--- EXERCISE DIRECTIONS ---
Select every line containing the word "闭合开关" from the material, and copy those lines.

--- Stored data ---
>> start
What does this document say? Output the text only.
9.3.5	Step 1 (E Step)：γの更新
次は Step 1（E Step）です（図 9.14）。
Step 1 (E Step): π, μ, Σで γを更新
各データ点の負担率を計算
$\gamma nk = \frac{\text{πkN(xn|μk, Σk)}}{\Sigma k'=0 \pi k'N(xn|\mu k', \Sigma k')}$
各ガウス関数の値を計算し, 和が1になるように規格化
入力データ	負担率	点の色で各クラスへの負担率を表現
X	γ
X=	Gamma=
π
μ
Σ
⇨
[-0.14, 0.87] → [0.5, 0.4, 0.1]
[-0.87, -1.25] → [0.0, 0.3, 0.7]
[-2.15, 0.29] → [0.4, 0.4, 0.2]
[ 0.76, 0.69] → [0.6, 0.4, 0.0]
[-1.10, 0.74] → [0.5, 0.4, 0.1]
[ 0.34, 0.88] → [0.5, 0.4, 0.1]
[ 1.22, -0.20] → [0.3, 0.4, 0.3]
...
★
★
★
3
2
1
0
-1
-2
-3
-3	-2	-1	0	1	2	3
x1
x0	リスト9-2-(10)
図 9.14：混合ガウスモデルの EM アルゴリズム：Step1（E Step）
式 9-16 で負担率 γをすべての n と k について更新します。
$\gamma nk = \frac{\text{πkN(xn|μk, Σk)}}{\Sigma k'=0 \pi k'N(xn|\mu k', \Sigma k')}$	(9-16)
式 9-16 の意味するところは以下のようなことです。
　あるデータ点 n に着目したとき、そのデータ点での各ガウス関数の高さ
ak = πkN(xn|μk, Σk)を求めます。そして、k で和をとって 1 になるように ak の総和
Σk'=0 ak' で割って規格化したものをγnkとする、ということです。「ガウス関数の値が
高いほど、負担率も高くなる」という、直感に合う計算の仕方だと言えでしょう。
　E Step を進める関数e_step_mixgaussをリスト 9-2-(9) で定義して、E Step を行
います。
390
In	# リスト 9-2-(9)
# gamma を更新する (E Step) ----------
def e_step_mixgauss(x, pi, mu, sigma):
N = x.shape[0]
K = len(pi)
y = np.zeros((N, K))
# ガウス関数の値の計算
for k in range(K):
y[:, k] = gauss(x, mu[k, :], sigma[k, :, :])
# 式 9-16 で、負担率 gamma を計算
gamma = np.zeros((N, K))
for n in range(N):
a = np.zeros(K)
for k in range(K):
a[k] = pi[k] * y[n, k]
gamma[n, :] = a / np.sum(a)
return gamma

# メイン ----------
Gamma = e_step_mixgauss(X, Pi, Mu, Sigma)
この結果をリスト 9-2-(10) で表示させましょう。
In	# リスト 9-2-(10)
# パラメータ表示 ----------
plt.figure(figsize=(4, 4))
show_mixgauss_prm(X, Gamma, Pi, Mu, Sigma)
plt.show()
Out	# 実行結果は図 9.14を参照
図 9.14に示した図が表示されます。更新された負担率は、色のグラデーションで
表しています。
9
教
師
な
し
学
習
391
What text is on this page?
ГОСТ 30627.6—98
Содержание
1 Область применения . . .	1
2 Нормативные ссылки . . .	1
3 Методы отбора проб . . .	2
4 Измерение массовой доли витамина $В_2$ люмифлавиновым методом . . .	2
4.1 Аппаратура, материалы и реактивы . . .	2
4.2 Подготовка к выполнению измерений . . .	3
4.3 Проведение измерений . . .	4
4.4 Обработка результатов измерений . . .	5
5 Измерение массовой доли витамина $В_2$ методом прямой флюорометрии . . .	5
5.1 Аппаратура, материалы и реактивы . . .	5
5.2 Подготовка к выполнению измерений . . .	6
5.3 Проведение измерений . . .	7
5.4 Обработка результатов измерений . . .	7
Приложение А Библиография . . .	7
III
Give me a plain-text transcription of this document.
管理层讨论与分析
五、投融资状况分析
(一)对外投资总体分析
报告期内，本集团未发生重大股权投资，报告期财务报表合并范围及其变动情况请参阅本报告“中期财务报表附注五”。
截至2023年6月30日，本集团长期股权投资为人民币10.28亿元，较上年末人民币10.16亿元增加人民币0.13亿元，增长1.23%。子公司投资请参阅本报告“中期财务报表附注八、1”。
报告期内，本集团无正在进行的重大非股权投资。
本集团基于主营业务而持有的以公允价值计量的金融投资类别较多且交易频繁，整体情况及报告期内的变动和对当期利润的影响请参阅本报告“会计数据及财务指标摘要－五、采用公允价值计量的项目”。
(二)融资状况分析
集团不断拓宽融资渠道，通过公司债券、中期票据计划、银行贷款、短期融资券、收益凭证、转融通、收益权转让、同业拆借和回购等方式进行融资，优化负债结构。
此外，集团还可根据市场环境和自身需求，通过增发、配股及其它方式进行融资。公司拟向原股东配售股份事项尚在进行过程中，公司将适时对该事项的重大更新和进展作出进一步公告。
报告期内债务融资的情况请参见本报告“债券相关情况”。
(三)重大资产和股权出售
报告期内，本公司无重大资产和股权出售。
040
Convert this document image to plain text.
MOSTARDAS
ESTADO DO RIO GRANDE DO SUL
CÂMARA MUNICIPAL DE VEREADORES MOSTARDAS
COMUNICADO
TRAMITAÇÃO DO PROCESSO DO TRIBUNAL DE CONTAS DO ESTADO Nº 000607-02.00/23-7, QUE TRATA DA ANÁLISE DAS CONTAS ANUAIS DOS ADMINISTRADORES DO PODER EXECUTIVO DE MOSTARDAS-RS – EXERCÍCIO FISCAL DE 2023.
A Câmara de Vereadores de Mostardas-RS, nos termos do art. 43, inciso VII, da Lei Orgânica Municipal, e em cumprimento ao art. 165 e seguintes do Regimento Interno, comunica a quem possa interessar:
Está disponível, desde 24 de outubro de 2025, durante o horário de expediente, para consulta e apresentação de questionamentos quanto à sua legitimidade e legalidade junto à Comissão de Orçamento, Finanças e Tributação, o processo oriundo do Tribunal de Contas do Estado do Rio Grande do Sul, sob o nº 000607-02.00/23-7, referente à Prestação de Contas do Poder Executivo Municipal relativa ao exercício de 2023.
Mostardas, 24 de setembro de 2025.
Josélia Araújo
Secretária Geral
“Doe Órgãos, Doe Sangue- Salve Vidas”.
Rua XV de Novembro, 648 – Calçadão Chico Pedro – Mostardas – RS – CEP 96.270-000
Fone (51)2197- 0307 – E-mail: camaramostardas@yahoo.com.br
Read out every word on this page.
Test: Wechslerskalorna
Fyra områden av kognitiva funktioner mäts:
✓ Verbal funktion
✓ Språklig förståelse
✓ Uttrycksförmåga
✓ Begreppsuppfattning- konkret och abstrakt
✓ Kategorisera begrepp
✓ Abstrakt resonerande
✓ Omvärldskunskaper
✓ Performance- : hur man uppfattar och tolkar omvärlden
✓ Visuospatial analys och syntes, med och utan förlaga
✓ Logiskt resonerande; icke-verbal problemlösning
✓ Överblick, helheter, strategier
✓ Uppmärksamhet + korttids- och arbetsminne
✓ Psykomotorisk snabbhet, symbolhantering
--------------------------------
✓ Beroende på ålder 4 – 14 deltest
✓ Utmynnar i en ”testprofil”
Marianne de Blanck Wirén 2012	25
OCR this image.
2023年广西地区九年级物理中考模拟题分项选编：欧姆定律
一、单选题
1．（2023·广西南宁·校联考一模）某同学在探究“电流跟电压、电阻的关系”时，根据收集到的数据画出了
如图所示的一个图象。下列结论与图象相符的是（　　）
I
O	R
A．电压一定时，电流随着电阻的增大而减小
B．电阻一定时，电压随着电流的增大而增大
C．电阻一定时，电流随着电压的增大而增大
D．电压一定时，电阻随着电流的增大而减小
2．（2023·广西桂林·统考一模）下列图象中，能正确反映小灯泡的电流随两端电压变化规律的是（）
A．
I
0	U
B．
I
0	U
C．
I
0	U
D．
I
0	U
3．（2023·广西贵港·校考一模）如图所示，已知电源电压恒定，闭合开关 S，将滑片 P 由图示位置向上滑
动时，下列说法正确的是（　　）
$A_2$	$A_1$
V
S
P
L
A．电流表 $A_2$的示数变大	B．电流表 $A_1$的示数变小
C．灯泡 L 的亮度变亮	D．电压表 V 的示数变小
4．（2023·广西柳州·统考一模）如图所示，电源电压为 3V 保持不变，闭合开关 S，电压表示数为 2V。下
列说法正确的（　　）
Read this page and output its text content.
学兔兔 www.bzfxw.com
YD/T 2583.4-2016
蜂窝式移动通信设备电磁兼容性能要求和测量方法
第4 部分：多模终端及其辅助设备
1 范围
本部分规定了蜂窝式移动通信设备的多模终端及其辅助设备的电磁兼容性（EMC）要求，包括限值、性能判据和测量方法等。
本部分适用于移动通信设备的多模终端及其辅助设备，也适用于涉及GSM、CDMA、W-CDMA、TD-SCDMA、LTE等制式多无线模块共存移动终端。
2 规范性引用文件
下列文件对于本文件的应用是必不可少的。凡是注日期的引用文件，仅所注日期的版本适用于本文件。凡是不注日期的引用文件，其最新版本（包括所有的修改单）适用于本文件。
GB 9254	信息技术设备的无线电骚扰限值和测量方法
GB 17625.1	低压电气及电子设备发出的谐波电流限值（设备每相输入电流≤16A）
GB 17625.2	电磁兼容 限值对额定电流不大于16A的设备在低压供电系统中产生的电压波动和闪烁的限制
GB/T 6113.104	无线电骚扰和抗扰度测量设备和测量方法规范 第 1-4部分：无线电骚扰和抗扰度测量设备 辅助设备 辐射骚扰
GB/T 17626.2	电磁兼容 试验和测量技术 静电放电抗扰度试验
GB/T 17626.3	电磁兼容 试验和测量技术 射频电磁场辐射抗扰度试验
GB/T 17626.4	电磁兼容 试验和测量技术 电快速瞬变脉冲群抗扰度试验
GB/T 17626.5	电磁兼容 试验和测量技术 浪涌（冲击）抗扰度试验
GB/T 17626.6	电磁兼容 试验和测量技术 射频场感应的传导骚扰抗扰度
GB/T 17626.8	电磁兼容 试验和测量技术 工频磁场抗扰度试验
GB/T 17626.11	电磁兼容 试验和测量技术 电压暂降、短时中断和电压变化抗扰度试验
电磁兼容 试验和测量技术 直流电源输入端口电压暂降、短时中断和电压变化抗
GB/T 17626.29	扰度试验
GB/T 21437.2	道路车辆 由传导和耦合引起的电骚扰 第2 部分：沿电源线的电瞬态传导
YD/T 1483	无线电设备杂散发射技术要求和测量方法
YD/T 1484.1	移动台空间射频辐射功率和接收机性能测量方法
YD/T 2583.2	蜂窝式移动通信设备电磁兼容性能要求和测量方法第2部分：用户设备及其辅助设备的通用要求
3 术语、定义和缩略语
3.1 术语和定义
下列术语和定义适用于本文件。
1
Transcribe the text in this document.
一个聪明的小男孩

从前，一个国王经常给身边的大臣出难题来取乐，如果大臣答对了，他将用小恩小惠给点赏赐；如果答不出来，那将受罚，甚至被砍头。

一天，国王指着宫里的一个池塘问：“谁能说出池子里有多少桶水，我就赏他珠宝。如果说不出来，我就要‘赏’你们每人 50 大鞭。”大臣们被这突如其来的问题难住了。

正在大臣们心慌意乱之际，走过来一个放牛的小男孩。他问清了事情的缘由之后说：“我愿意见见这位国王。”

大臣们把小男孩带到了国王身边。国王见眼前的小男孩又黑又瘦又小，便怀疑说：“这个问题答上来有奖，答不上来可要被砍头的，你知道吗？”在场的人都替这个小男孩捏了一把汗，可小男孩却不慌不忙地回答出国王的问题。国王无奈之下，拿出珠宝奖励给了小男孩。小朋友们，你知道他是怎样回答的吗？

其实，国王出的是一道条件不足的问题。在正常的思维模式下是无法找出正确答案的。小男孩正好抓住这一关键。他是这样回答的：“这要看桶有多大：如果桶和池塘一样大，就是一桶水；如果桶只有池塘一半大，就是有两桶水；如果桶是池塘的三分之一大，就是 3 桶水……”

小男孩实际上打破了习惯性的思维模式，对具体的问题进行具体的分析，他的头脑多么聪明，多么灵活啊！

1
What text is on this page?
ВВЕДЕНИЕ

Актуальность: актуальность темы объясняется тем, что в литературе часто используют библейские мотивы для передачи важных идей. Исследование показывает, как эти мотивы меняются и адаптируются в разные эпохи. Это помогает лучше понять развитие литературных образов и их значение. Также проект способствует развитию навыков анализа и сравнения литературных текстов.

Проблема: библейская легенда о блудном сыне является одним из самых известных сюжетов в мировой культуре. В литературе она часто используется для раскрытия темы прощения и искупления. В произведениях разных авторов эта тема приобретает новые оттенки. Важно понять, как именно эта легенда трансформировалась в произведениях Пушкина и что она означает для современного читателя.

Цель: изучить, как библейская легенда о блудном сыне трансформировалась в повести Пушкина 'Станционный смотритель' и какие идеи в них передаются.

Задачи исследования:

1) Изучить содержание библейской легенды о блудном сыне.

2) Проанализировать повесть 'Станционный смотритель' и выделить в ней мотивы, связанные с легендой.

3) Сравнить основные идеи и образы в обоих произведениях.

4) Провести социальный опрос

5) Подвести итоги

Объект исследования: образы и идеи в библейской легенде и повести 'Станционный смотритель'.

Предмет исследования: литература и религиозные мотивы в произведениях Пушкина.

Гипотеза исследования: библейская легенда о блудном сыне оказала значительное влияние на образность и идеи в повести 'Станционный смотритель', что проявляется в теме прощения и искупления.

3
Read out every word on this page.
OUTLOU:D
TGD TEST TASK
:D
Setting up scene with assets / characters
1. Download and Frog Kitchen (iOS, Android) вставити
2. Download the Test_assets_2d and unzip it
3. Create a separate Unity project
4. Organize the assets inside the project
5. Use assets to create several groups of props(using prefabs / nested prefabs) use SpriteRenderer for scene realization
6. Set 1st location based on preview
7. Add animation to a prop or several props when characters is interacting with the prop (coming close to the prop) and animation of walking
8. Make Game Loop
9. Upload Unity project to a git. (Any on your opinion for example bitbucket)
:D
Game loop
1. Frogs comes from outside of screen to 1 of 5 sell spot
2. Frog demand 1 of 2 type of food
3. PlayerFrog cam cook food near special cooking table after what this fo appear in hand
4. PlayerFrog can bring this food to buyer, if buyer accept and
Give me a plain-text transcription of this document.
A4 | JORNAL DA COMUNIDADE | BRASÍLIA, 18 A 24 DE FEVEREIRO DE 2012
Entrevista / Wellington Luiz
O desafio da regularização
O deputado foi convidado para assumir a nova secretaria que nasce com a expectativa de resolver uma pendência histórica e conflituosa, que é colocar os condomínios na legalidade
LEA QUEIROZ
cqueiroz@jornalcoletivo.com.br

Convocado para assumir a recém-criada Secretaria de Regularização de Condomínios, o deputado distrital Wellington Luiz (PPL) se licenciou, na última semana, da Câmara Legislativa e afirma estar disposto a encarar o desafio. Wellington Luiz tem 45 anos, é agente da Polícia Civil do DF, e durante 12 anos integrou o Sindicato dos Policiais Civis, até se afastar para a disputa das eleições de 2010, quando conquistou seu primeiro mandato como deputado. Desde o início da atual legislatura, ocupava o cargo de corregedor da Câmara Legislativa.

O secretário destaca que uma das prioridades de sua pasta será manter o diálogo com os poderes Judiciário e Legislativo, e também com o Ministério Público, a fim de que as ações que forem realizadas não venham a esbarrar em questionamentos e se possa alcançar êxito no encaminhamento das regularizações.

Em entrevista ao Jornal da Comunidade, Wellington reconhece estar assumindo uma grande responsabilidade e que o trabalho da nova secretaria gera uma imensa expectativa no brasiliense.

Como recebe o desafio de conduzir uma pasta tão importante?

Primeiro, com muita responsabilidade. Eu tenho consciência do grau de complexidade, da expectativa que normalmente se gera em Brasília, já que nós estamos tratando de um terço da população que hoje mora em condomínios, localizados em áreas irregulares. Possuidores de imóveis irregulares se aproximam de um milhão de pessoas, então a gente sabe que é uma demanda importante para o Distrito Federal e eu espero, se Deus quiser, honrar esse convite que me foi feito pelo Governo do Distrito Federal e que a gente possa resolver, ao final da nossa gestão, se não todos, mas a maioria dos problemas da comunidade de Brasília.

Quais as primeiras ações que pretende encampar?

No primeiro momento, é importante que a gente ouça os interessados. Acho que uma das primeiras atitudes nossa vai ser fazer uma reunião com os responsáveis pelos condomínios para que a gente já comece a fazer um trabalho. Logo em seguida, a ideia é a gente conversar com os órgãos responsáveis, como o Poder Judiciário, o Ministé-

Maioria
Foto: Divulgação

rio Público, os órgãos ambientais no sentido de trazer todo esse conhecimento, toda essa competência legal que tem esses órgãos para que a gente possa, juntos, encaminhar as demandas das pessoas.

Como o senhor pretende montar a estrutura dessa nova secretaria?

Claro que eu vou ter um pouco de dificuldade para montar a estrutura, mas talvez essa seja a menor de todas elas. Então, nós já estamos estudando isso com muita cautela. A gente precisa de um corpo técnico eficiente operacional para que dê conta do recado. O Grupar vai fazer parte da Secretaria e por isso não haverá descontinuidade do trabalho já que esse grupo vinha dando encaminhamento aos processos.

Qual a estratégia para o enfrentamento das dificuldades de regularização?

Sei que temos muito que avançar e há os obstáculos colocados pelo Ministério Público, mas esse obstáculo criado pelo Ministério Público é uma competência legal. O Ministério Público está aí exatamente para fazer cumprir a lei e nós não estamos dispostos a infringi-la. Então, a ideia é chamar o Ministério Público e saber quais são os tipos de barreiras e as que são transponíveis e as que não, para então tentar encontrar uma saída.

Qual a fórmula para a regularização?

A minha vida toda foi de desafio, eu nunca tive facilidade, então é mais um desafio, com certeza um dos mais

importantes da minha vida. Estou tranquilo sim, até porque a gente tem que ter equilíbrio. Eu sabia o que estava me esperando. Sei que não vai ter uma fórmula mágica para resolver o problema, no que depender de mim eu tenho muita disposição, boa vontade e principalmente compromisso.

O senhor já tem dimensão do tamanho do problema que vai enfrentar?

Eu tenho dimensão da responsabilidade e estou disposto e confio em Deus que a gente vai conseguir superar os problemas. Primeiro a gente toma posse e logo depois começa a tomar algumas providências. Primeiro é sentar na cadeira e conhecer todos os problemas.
>> end
--- THE RESPONSE ---
3．（2023·广西贵港·校考一模）如图所示，已知电源电压恒定，闭合开关 S，将滑片 P 由图示位置向上滑
4．（2023·广西柳州·统考一模）如图所示，电源电压为 3V 保持不变，闭合开关 S，电压表示数为 2V。下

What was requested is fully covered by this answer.